§ **PROBLEM**:
Restate the complete material exactly.

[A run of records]
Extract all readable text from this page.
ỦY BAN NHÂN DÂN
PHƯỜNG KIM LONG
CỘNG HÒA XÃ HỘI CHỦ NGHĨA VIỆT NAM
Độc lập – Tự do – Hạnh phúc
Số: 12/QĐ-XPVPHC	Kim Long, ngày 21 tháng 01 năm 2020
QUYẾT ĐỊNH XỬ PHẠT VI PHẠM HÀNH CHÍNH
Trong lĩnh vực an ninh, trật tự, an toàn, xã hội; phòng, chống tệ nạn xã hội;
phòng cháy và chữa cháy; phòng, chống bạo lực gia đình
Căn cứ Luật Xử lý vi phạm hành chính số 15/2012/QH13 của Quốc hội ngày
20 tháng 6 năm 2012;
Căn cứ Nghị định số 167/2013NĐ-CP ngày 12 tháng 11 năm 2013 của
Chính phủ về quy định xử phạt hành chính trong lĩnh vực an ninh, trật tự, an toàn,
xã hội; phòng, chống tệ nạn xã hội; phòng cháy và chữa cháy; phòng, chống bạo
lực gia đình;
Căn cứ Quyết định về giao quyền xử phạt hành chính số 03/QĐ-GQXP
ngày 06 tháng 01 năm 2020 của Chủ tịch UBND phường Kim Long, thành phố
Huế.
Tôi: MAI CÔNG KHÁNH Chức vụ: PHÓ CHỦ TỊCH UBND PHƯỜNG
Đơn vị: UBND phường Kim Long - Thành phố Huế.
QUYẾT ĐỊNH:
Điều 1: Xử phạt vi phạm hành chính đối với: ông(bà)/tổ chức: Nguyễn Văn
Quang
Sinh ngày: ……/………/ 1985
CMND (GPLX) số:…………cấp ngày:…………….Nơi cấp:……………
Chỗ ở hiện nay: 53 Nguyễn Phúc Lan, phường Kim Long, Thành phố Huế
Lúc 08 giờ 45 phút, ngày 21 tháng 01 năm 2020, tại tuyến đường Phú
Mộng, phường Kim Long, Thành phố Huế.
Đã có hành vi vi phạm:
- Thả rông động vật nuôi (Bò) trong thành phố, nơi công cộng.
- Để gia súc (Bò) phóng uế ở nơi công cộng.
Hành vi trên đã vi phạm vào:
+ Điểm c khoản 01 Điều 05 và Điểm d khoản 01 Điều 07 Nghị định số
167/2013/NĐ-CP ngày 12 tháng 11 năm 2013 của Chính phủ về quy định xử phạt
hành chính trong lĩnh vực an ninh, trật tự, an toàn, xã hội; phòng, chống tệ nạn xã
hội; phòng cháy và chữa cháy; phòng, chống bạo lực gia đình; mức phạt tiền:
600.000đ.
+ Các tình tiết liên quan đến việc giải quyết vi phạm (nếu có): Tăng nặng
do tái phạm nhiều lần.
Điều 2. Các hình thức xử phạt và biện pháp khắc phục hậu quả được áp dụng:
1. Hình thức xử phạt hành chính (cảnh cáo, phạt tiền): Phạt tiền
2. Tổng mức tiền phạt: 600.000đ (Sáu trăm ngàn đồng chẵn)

§ **RESULT OF THIS EXERCISE**:
Extract all readable text from this page.
ỦY BAN NHÂN DÂN
PHƯỜNG KIM LONG
CỘNG HÒA XÃ HỘI CHỦ NGHĨA VIỆT NAM
Độc lập – Tự do – Hạnh phúc
Số: 12/QĐ-XPVPHC	Kim Long, ngày 21 tháng 01 năm 2020
QUYẾT ĐỊNH XỬ PHẠT VI PHẠM HÀNH CHÍNH
Trong lĩnh vực an ninh, trật tự, an toàn, xã hội; phòng, chống tệ nạn xã hội;
phòng cháy và chữa cháy; phòng, chống bạo lực gia đình
Căn cứ Luật Xử lý vi phạm hành chính số 15/2012/QH13 của Quốc hội ngày
20 tháng 6 năm 2012;
Căn cứ Nghị định số 167/2013NĐ-CP ngày 12 tháng 11 năm 2013 của
Chính phủ về quy định xử phạt hành chính trong lĩnh vực an ninh, trật tự, an toàn,
xã hội; phòng, chống tệ nạn xã hội; phòng cháy và chữa cháy; phòng, chống bạo
lực gia đình;
Căn cứ Quyết định về giao quyền xử phạt hành chính số 03/QĐ-GQXP
ngày 06 tháng 01 năm 2020 của Chủ tịch UBND phường Kim Long, thành phố
Huế.
Tôi: MAI CÔNG KHÁNH Chức vụ: PHÓ CHỦ TỊCH UBND PHƯỜNG
Đơn vị: UBND phường Kim Long - Thành phố Huế.
QUYẾT ĐỊNH:
Điều 1: Xử phạt vi phạm hành chính đối với: ông(bà)/tổ chức: Nguyễn Văn
Quang
Sinh ngày: ……/………/ 1985
CMND (GPLX) số:…………cấp ngày:…………….Nơi cấp:……………
Chỗ ở hiện nay: 53 Nguyễn Phúc Lan, phường Kim Long, Thành phố Huế
Lúc 08 giờ 45 phút, ngày 21 tháng 01 năm 2020, tại tuyến đường Phú
Mộng, phường Kim Long, Thành phố Huế.
Đã có hành vi vi phạm:
- Thả rông động vật nuôi (Bò) trong thành phố, nơi công cộng.
- Để gia súc (Bò) phóng uế ở nơi công cộng.
Hành vi trên đã vi phạm vào:
+ Điểm c khoản 01 Điều 05 và Điểm d khoản 01 Điều 07 Nghị định số
167/2013/NĐ-CP ngày 12 tháng 11 năm 2013 của Chính phủ về quy định xử phạt
hành chính trong lĩnh vực an ninh, trật tự, an toàn, xã hội; phòng, chống tệ nạn xã
hội; phòng cháy và chữa cháy; phòng, chống bạo lực gia đình; mức phạt tiền:
600.000đ.
+ Các tình tiết liên quan đến việc giải quyết vi phạm (nếu có): Tăng nặng
do tái phạm nhiều lần.
Điều 2. Các hình thức xử phạt và biện pháp khắc phục hậu quả được áp dụng:
1. Hình thức xử phạt hành chính (cảnh cáo, phạt tiền): Phạt tiền
2. Tổng mức tiền phạt: 600.000đ (Sáu trăm ngàn đồng chẵn)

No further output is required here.